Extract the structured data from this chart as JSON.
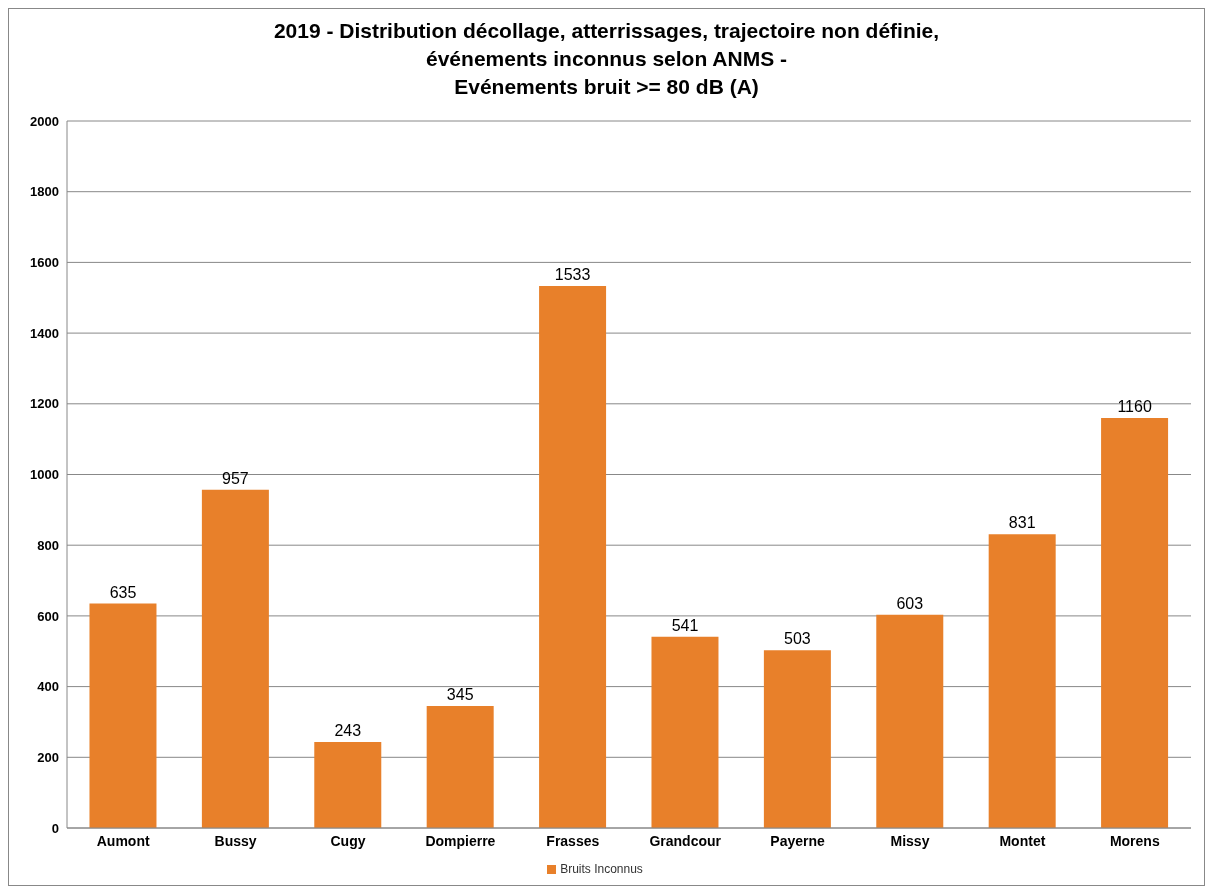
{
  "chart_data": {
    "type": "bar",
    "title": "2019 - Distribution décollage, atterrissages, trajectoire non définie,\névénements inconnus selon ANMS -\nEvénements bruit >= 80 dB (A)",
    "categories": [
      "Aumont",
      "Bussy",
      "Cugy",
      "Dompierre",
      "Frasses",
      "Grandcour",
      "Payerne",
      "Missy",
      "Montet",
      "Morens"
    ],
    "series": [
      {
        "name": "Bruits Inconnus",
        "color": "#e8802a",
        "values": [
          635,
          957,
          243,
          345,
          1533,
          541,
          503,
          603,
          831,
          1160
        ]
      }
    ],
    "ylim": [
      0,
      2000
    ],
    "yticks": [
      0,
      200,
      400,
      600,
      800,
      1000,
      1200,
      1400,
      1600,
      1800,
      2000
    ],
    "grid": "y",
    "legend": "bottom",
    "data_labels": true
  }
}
______________________________
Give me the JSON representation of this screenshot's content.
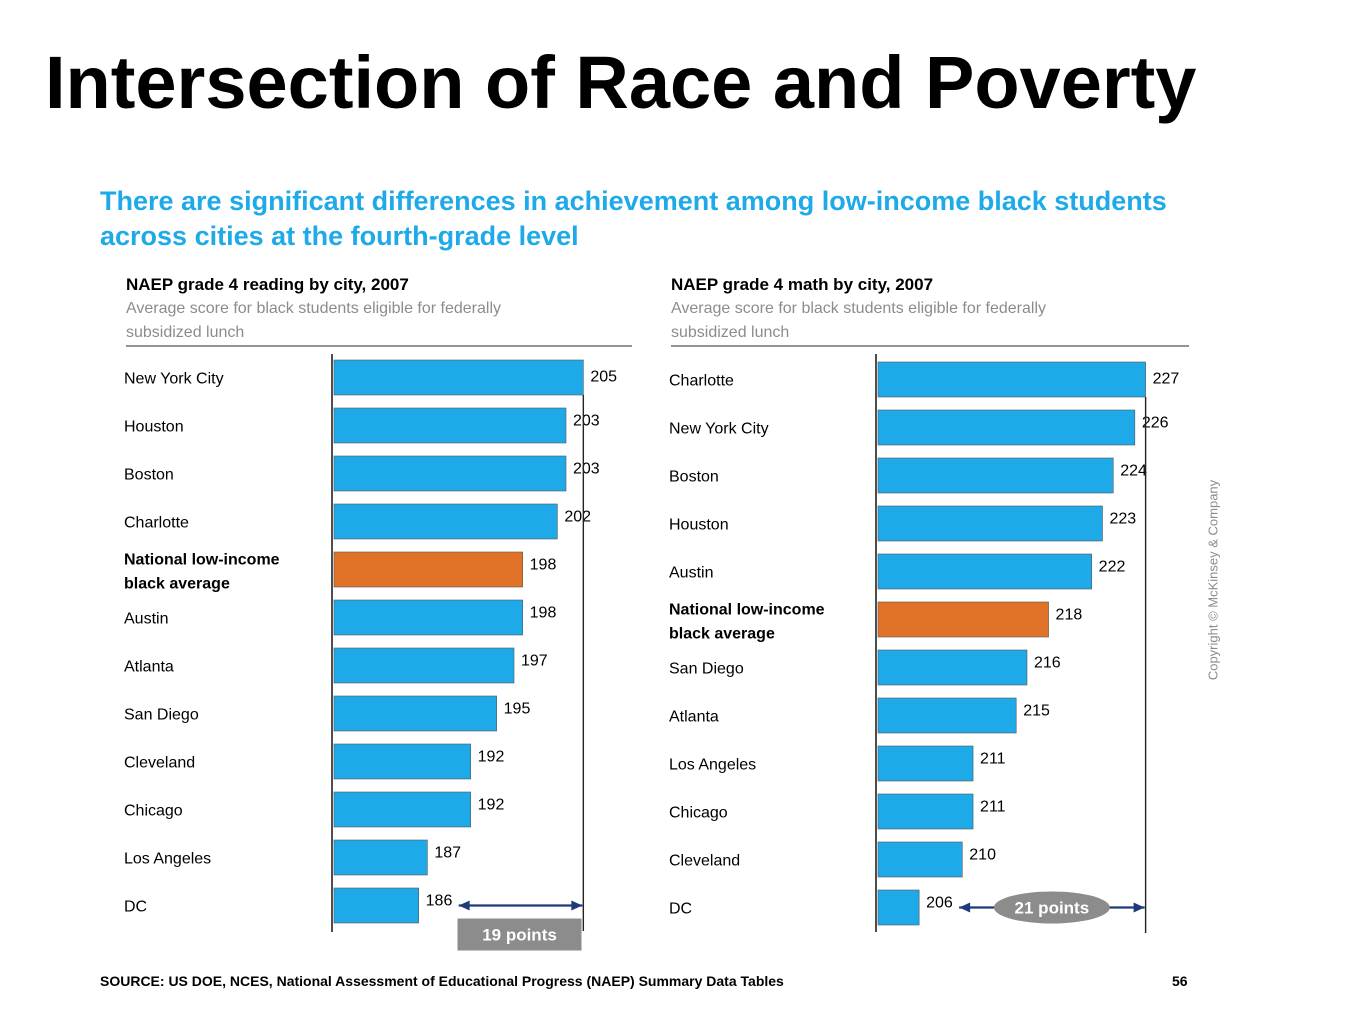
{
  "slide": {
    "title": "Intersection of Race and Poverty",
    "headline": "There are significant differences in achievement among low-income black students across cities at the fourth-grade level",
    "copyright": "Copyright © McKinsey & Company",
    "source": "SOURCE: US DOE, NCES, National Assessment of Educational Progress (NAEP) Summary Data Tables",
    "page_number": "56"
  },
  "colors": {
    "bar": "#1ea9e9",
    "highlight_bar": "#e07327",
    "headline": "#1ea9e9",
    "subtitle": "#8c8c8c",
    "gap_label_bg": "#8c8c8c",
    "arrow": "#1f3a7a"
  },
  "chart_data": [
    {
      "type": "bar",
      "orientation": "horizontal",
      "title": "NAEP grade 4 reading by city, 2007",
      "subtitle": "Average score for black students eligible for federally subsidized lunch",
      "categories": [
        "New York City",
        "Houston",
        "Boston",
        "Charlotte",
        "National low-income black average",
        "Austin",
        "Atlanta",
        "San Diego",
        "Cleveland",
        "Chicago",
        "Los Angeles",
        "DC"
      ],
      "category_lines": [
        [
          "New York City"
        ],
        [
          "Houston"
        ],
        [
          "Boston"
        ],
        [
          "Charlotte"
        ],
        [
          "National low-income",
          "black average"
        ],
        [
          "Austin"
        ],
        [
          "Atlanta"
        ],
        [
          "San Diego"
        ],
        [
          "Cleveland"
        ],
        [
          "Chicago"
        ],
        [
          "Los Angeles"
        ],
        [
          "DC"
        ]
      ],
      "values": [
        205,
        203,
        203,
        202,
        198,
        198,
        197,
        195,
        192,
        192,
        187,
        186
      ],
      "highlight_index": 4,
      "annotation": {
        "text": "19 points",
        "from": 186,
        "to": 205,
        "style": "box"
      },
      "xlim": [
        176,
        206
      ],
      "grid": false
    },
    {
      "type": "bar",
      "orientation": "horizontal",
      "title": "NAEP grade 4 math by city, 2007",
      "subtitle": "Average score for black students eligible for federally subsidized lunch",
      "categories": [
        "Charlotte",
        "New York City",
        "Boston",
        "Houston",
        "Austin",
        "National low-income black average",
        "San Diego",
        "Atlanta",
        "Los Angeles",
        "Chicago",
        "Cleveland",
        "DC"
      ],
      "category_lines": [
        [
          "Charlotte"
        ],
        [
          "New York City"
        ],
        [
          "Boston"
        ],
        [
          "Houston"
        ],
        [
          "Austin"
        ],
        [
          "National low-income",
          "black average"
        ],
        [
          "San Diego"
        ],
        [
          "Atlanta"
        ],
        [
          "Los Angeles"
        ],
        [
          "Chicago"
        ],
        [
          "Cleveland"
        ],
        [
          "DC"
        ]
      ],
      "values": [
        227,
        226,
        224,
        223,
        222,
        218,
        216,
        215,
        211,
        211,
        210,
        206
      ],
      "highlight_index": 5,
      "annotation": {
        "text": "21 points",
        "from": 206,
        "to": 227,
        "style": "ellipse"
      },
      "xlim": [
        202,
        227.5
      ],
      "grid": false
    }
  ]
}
______________________________
__WRITTEN REQUEST__: Out of the preceding entries, pull every line containing the string "from".

__EXERCISE RESPONSE__:
Extract the structured data from this chart as JSON.
        "from": 186,
        "from": 206,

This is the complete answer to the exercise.